- [TASK TO CARRY OUT]:
Copy each line of the records that contains the word "description".

- [Collection entries]:
+===+

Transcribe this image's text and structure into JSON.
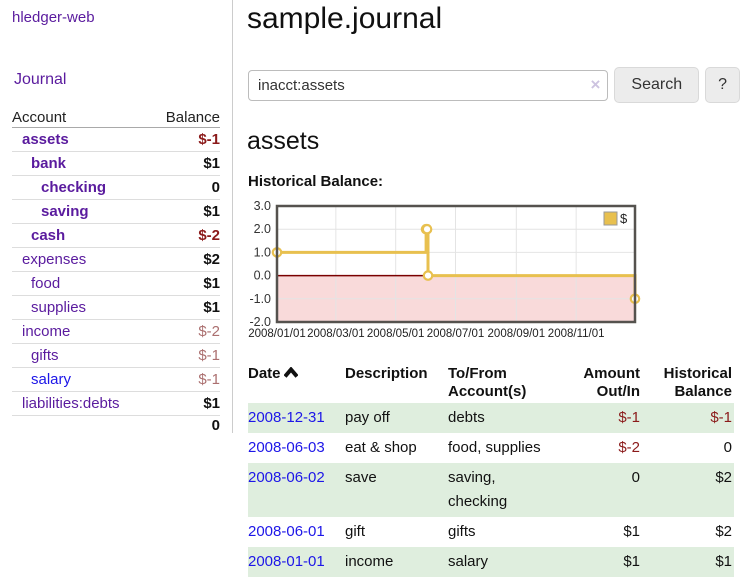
{
  "app": {
    "brand": "hledger-web"
  },
  "sidebar": {
    "nav_journal": "Journal",
    "accounts_table": {
      "header_account": "Account",
      "header_balance": "Balance",
      "rows": [
        {
          "name": "assets",
          "depth": 1,
          "name_class": "an-b",
          "balance": "$-1",
          "balance_class": "bv-negs"
        },
        {
          "name": "bank",
          "depth": 2,
          "name_class": "an-b",
          "balance": "$1",
          "balance_class": ""
        },
        {
          "name": "checking",
          "depth": 3,
          "name_class": "an-b",
          "balance": "0",
          "balance_class": ""
        },
        {
          "name": "saving",
          "depth": 3,
          "name_class": "an-b",
          "balance": "$1",
          "balance_class": ""
        },
        {
          "name": "cash",
          "depth": 2,
          "name_class": "an-b",
          "balance": "$-2",
          "balance_class": "bv-negs"
        },
        {
          "name": "expenses",
          "depth": 1,
          "name_class": "",
          "balance": "$2",
          "balance_class": ""
        },
        {
          "name": "food",
          "depth": 2,
          "name_class": "",
          "balance": "$1",
          "balance_class": ""
        },
        {
          "name": "supplies",
          "depth": 2,
          "name_class": "",
          "balance": "$1",
          "balance_class": ""
        },
        {
          "name": "income",
          "depth": 1,
          "name_class": "",
          "balance": "$-2",
          "balance_class": "bv-soft"
        },
        {
          "name": "gifts",
          "depth": 2,
          "name_class": "",
          "balance": "$-1",
          "balance_class": "bv-soft"
        },
        {
          "name": "salary",
          "depth": 2,
          "name_class": "blue",
          "balance": "$-1",
          "balance_class": "bv-soft"
        },
        {
          "name": "liabilities:debts",
          "depth": 1,
          "name_class": "",
          "balance": "$1",
          "balance_class": ""
        }
      ],
      "total": "0"
    }
  },
  "header": {
    "title": "sample.journal"
  },
  "search": {
    "value": "inacct:assets",
    "clear_icon": "×",
    "button_label": "Search",
    "help_label": "?"
  },
  "account_page": {
    "heading": "assets",
    "chart_title": "Historical Balance:"
  },
  "chart_data": {
    "type": "line",
    "step": true,
    "title": "Historical Balance",
    "series": [
      {
        "name": "$",
        "color": "#e8c04f",
        "points": [
          [
            "2008-01-01",
            1
          ],
          [
            "2008-06-01",
            2
          ],
          [
            "2008-06-02",
            2
          ],
          [
            "2008-06-03",
            0
          ],
          [
            "2008-12-31",
            -1
          ]
        ]
      }
    ],
    "x_range": [
      "2008-01-01",
      "2008-12-31"
    ],
    "x_tick_dates": [
      "2008-01-01",
      "2008-03-01",
      "2008-05-01",
      "2008-07-01",
      "2008-09-01",
      "2008-11-01"
    ],
    "x_tick_labels": [
      "2008/01/01",
      "2008/03/01",
      "2008/05/01",
      "2008/07/01",
      "2008/09/01",
      "2008/11/01"
    ],
    "y_ticks": [
      3.0,
      2.0,
      1.0,
      0.0,
      -1.0,
      -2.0
    ],
    "ylim": [
      -2,
      3
    ],
    "grid": true,
    "legend": {
      "label": "$",
      "position": "top-right"
    },
    "zero_line_color": "#7a0000",
    "negative_region_fill": "#f9dada"
  },
  "register_table": {
    "headers": {
      "date": "Date",
      "description": "Description",
      "accounts": "To/From Account(s)",
      "amount": "Amount Out/In",
      "balance": "Historical Balance"
    },
    "sort": {
      "column": "date",
      "direction": "ascending"
    },
    "rows": [
      {
        "date": "2008-12-31",
        "description": "pay off",
        "accounts": "debts",
        "amount": "$-1",
        "amount_class": "neg",
        "balance": "$-1",
        "balance_class": "neg"
      },
      {
        "date": "2008-06-03",
        "description": "eat & shop",
        "accounts": "food, supplies",
        "amount": "$-2",
        "amount_class": "neg",
        "balance": "0",
        "balance_class": ""
      },
      {
        "date": "2008-06-02",
        "description": "save",
        "accounts": "saving, checking",
        "amount": "0",
        "amount_class": "",
        "balance": "$2",
        "balance_class": ""
      },
      {
        "date": "2008-06-01",
        "description": "gift",
        "accounts": "gifts",
        "amount": "$1",
        "amount_class": "",
        "balance": "$2",
        "balance_class": ""
      },
      {
        "date": "2008-01-01",
        "description": "income",
        "accounts": "salary",
        "amount": "$1",
        "amount_class": "",
        "balance": "$1",
        "balance_class": ""
      }
    ]
  },
  "colors": {
    "accent_purple": "#5a1b9e",
    "link_blue": "#1d16e8",
    "negative_strong": "#8b1a1a",
    "negative_soft": "#ab6f6f",
    "row_green": "#dfeede",
    "chart_line": "#e8c04f",
    "chart_zero_line": "#7a0000",
    "chart_negative_fill": "#f9dada"
  }
}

+===+

- [REPLY TO THE TASK]:
      "description": "Description",
        "description": "pay off",
        "description": "eat & shop",
        "description": "save",
        "description": "gift",
        "description": "income",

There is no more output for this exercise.